» **Stated goal**: Copy out the entries exactly, from the first line to the last.

+++ Data to use

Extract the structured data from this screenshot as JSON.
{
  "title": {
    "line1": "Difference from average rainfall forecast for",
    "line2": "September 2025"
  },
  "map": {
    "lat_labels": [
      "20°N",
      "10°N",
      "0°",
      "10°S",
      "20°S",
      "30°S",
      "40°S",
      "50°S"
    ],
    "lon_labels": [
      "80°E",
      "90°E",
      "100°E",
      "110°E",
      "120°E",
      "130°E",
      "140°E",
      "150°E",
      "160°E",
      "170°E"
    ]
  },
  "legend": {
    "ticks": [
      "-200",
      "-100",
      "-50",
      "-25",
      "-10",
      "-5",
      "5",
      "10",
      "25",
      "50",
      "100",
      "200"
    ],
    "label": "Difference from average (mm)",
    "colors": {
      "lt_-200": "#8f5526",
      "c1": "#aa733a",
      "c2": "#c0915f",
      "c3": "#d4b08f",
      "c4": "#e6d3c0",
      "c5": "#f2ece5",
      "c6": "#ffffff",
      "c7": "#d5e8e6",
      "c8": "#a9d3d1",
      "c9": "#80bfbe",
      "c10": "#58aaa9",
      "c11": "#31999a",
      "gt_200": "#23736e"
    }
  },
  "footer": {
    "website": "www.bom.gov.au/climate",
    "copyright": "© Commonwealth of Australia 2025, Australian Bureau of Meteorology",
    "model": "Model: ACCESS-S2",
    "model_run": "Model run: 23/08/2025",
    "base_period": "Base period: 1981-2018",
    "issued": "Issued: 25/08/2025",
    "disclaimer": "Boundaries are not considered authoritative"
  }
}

++++++

» **Answer to the exercise**:
Extract the structured data from this screenshot as JSON.
{
  "title": {
    "line1": "Difference from average rainfall forecast for",
    "line2": "September 2025"
  },
  "map": {
    "lat_labels": [
      "20°N",
      "10°N",
      "0°",
      "10°S",
      "20°S",
      "30°S",
      "40°S",
      "50°S"
    ],
    "lon_labels": [
      "80°E",
      "90°E",
      "100°E",
      "110°E",
      "120°E",
      "130°E",
      "140°E",
      "150°E",
      "160°E",
      "170°E"
    ]
  },
  "legend": {
    "ticks": [
      "-200",
      "-100",
      "-50",
      "-25",
      "-10",
      "-5",
      "5",
      "10",
      "25",
      "50",
      "100",
      "200"
    ],
    "label": "Difference from average (mm)",
    "colors": {
      "lt_-200": "#8f5526",
      "c1": "#aa733a",
      "c2": "#c0915f",
      "c3": "#d4b08f",
      "c4": "#e6d3c0",
      "c5": "#f2ece5",
      "c6": "#ffffff",
      "c7": "#d5e8e6",
      "c8": "#a9d3d1",
      "c9": "#80bfbe",
      "c10": "#58aaa9",
      "c11": "#31999a",
      "gt_200": "#23736e"
    }
  },
  "footer": {
    "website": "www.bom.gov.au/climate",
    "copyright": "© Commonwealth of Australia 2025, Australian Bureau of Meteorology",
    "model": "Model: ACCESS-S2",
    "model_run": "Model run: 23/08/2025",
    "base_period": "Base period: 1981-2018",
    "issued": "Issued: 25/08/2025",
    "disclaimer": "Boundaries are not considered authoritative"
  }
}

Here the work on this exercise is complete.